Directions for this task: Count the lines below that contain the word "content", and reply with that number alone.

Record excerpts:
►

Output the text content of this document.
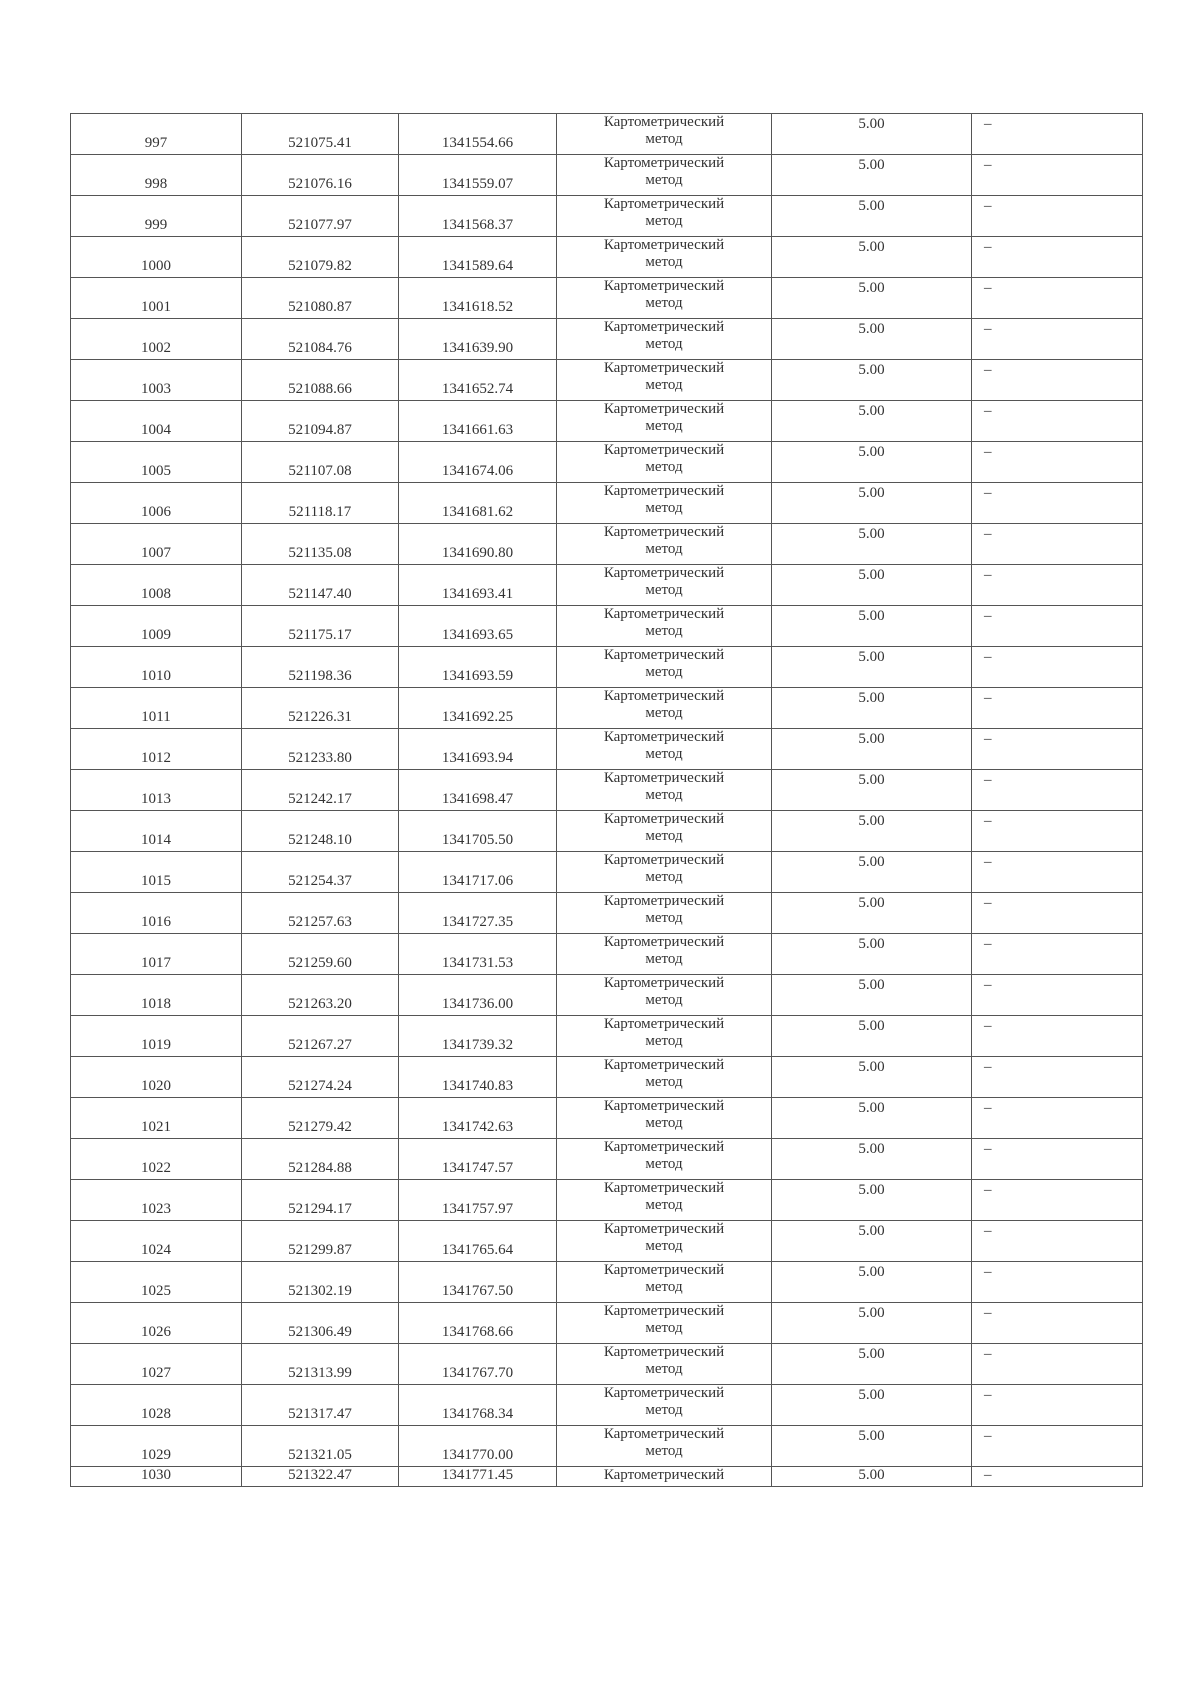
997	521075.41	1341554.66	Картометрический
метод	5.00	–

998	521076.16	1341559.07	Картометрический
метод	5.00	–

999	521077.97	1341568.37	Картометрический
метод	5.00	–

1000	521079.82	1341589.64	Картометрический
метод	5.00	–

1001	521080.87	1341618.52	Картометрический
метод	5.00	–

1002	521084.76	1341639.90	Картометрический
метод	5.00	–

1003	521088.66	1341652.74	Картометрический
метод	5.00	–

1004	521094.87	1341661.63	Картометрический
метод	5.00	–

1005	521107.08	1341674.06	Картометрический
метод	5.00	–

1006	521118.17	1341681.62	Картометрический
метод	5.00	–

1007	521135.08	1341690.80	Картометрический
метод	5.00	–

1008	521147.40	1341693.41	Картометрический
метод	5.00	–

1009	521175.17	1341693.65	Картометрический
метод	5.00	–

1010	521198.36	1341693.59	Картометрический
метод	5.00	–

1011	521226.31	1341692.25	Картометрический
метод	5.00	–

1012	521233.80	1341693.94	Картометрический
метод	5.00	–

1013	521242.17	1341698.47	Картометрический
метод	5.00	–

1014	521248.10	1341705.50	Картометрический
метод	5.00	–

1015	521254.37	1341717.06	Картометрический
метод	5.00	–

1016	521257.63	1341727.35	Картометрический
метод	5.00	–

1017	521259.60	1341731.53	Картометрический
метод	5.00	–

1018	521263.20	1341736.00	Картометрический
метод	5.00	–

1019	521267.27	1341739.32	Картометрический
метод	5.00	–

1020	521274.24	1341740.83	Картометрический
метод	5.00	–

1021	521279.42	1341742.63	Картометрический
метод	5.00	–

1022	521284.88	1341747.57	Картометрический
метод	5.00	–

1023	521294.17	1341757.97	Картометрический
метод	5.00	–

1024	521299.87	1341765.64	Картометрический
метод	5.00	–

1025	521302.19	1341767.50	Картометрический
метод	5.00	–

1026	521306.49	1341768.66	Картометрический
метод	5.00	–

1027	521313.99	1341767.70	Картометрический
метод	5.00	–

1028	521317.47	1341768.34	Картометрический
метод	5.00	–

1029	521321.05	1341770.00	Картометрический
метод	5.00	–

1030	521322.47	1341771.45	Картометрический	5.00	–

◄
►

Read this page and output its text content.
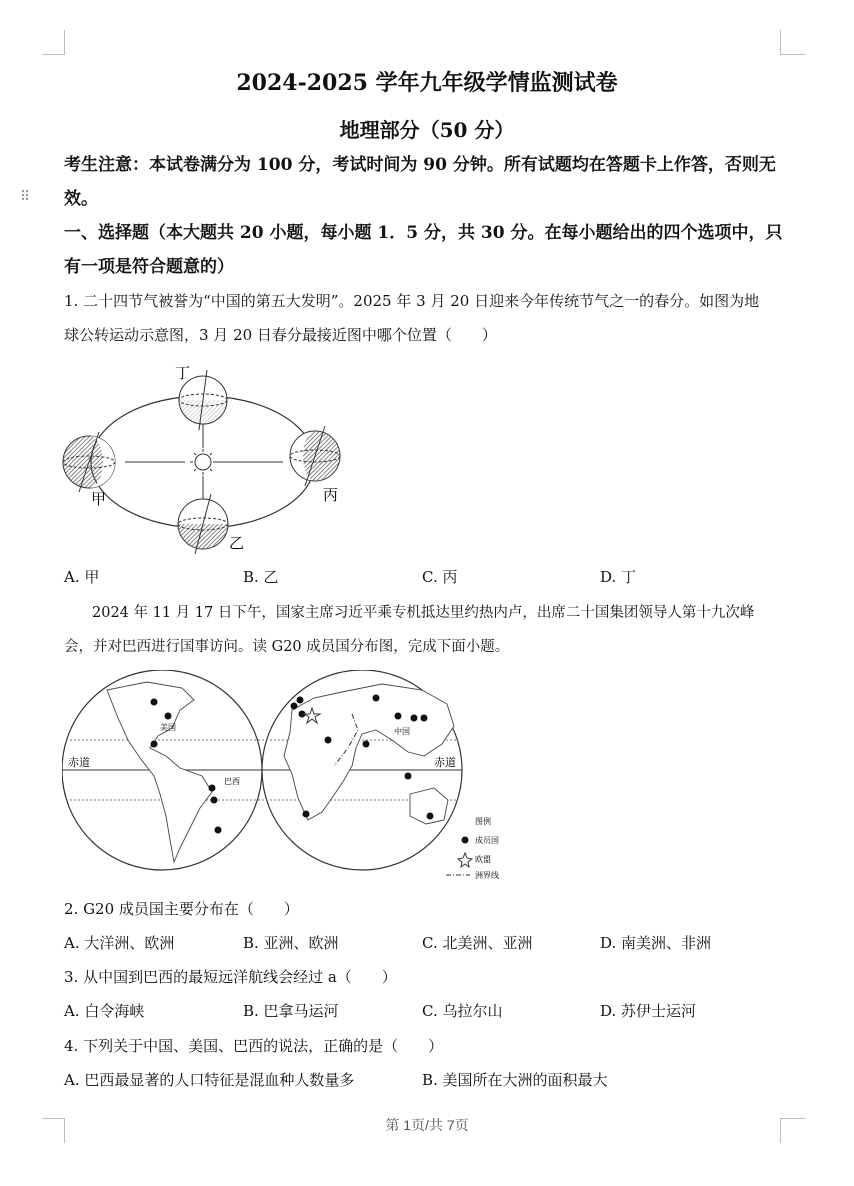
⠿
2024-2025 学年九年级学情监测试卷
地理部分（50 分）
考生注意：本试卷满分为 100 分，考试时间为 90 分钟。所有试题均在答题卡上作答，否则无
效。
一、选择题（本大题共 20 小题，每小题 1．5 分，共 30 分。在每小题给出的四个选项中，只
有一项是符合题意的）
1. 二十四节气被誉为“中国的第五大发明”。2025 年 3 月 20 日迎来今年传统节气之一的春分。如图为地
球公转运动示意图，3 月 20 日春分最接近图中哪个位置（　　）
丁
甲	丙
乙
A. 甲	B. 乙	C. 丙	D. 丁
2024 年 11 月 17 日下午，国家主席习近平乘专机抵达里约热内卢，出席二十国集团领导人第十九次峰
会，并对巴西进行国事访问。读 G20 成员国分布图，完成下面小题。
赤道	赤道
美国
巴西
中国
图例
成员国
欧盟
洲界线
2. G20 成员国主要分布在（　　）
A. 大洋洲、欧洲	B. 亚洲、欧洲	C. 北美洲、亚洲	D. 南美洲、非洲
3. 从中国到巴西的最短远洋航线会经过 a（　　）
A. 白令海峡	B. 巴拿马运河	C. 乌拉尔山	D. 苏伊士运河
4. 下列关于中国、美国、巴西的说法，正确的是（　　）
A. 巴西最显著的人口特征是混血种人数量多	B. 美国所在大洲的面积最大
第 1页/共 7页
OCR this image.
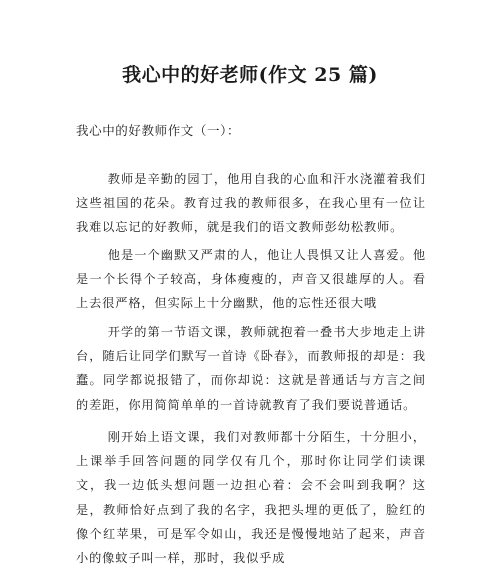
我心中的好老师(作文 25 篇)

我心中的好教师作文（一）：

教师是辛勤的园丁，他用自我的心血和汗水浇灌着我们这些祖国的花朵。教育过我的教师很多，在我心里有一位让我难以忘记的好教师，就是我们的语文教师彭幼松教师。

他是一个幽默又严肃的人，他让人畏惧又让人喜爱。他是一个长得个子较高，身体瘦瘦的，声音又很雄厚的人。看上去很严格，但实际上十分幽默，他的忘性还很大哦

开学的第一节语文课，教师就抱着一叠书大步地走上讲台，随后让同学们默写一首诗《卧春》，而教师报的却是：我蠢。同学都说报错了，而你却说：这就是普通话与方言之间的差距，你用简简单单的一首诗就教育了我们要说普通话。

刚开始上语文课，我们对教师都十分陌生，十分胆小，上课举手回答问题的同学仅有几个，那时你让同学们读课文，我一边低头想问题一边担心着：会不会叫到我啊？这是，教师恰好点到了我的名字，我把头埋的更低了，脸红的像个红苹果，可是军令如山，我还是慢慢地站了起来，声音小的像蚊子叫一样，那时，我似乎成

◄

Answer below: 2